* **What you are asked to do**: Wherever a line holds the word "роты", copy that line out.

* Start Information shown *

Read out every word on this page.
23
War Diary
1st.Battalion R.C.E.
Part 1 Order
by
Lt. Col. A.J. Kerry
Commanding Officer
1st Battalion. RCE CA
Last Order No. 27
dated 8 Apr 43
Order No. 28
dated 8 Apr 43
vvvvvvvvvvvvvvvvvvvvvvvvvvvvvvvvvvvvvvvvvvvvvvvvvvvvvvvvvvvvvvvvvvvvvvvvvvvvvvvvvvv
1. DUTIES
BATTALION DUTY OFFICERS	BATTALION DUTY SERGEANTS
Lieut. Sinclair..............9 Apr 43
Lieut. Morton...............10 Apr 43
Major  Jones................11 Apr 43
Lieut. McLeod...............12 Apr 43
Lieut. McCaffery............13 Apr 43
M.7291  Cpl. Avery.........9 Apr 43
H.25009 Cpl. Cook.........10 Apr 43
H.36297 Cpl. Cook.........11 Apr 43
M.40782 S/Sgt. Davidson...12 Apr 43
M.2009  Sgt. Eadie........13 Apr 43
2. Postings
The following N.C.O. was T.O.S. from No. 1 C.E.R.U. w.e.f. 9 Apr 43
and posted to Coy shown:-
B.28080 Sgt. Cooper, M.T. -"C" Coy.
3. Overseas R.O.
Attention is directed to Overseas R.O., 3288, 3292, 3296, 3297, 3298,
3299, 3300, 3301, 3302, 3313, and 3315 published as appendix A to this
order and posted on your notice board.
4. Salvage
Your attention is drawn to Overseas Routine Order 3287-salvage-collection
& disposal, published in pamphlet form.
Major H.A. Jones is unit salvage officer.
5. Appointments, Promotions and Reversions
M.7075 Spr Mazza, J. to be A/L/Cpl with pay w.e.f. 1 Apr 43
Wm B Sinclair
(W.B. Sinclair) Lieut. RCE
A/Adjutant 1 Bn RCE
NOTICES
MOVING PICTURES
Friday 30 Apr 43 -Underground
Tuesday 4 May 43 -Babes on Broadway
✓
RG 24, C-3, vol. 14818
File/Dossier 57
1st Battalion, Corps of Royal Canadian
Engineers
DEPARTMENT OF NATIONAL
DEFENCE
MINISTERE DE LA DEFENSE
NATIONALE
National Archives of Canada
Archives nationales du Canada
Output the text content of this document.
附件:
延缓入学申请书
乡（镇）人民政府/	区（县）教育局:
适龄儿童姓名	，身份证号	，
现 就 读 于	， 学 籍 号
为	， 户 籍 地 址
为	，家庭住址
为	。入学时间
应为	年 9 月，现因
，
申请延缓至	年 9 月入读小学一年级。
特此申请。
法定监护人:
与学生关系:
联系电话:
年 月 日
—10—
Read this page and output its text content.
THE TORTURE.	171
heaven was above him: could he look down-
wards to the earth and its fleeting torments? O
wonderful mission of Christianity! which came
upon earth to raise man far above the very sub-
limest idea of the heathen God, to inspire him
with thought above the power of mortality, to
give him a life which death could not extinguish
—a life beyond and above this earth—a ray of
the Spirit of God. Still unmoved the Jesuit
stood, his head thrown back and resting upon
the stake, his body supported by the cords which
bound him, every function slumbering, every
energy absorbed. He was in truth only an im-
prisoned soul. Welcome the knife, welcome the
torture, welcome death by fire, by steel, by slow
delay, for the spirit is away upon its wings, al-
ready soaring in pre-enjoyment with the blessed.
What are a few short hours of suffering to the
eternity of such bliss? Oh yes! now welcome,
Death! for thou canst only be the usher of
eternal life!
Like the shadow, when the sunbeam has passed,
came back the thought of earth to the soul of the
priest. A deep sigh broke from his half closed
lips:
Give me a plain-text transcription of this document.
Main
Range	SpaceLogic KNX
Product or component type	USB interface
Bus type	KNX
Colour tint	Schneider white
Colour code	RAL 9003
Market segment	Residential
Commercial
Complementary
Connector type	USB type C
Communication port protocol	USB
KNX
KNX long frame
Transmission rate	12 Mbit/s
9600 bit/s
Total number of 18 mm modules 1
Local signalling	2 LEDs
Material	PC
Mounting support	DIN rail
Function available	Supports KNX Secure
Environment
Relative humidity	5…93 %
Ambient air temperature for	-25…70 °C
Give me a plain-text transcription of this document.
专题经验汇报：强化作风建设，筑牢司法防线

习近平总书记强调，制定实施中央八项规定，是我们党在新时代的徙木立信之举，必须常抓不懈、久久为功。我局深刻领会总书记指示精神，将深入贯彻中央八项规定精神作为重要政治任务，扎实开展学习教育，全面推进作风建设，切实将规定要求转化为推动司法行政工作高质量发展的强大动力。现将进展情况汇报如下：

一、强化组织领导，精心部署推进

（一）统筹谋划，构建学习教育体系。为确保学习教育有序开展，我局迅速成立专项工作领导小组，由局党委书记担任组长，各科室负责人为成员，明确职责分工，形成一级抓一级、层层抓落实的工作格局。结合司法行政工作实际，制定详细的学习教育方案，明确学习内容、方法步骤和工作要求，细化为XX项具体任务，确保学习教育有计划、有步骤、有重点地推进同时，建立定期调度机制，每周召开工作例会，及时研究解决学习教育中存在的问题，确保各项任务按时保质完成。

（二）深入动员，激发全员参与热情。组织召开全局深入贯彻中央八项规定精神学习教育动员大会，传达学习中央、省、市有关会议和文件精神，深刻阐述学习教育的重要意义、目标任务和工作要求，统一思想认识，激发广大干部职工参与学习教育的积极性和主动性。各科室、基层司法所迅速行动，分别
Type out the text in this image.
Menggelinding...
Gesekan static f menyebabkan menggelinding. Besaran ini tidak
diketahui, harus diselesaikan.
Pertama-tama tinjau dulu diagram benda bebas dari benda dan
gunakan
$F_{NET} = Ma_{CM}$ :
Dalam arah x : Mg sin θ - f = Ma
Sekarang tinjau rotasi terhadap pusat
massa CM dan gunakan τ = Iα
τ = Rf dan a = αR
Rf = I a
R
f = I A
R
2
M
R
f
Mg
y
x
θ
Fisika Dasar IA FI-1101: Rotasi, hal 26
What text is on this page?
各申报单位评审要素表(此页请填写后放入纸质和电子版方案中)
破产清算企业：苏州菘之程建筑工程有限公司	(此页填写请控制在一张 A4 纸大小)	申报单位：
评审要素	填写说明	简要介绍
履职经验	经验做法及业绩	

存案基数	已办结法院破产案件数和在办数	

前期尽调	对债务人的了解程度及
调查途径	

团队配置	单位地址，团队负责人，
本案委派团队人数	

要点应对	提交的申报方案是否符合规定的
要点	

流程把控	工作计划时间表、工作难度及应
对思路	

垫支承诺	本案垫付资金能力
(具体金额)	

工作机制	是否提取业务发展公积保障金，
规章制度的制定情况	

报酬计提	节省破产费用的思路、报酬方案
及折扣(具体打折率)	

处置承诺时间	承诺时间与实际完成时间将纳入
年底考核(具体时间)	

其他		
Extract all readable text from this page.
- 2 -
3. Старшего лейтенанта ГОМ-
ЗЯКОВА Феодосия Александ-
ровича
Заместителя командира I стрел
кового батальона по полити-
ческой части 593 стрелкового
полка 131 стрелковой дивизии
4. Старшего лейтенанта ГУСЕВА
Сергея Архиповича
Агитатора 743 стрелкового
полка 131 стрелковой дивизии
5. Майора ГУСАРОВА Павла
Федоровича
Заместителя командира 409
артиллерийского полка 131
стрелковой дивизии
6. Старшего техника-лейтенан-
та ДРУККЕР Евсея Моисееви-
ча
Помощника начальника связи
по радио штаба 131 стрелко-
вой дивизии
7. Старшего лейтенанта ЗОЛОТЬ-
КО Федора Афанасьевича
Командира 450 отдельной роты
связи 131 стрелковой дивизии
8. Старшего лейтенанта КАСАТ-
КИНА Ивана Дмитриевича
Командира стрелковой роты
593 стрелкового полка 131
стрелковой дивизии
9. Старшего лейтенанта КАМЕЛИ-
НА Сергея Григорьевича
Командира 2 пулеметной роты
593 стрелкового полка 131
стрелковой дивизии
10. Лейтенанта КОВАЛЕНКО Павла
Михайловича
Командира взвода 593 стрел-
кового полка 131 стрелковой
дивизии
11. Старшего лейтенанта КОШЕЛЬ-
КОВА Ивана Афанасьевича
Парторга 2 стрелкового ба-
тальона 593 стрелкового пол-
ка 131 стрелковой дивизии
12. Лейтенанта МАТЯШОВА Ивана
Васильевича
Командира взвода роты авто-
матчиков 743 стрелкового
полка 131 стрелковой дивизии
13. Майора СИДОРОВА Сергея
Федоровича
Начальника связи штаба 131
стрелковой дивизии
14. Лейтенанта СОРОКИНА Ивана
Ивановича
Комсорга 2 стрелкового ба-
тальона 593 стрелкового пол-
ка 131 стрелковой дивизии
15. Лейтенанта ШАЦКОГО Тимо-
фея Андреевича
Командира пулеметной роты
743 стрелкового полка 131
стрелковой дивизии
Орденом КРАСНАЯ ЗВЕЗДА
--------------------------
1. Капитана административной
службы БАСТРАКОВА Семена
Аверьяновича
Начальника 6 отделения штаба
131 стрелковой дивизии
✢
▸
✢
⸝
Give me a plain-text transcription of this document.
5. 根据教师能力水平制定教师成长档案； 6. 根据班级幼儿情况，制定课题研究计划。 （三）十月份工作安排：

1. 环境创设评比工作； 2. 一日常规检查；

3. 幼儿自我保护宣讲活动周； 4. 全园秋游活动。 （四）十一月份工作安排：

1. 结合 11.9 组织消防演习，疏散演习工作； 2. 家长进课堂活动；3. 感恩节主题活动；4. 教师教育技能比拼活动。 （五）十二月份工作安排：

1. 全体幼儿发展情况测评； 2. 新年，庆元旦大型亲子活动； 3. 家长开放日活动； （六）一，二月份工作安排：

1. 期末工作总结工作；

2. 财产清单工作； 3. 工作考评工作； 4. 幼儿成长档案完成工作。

* End Information shown *

* **Right answer**:
Командира 450 отдельной роты
Командира стрелковой роты
Командира 2 пулеметной роты
Командира взвода роты авто-
Командира пулеметной роты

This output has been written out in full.